### Material

<<<<

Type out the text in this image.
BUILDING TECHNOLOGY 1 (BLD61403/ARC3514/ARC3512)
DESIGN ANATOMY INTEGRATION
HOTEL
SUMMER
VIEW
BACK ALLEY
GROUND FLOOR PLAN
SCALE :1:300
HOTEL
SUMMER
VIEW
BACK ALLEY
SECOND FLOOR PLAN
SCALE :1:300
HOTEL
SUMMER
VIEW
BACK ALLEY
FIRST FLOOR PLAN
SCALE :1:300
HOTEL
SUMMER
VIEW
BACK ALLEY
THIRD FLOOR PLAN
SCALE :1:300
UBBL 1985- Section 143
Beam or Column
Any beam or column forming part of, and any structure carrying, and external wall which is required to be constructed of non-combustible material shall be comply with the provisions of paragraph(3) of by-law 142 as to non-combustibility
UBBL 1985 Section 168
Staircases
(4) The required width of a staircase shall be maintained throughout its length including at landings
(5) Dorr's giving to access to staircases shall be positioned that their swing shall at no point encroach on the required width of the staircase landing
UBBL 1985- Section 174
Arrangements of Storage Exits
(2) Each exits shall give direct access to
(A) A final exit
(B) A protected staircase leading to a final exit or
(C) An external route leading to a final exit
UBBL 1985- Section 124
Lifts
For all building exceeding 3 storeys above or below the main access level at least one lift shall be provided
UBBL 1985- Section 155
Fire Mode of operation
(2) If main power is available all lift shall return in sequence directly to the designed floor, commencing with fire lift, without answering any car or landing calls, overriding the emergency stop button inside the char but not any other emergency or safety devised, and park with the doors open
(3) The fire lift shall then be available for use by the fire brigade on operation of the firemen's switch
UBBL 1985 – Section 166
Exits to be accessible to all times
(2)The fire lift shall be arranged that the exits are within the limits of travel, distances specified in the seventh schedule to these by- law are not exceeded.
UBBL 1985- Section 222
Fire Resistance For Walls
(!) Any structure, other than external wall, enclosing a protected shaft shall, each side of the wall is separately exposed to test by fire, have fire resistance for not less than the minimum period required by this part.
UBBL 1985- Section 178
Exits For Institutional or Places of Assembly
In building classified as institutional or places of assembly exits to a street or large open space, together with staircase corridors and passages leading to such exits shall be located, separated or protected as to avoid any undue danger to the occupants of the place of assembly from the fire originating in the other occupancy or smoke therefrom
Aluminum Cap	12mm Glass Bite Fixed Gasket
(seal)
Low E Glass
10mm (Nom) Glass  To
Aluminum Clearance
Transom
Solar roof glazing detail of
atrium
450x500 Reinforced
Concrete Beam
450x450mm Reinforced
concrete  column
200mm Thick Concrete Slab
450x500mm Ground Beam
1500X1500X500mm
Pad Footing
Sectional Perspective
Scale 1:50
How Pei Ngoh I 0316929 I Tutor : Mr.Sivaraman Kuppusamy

>>>>

### What you will do
Collect the lines of the records that include the string "Reinforced".

### Written answer
450x500 Reinforced
450x450mm Reinforced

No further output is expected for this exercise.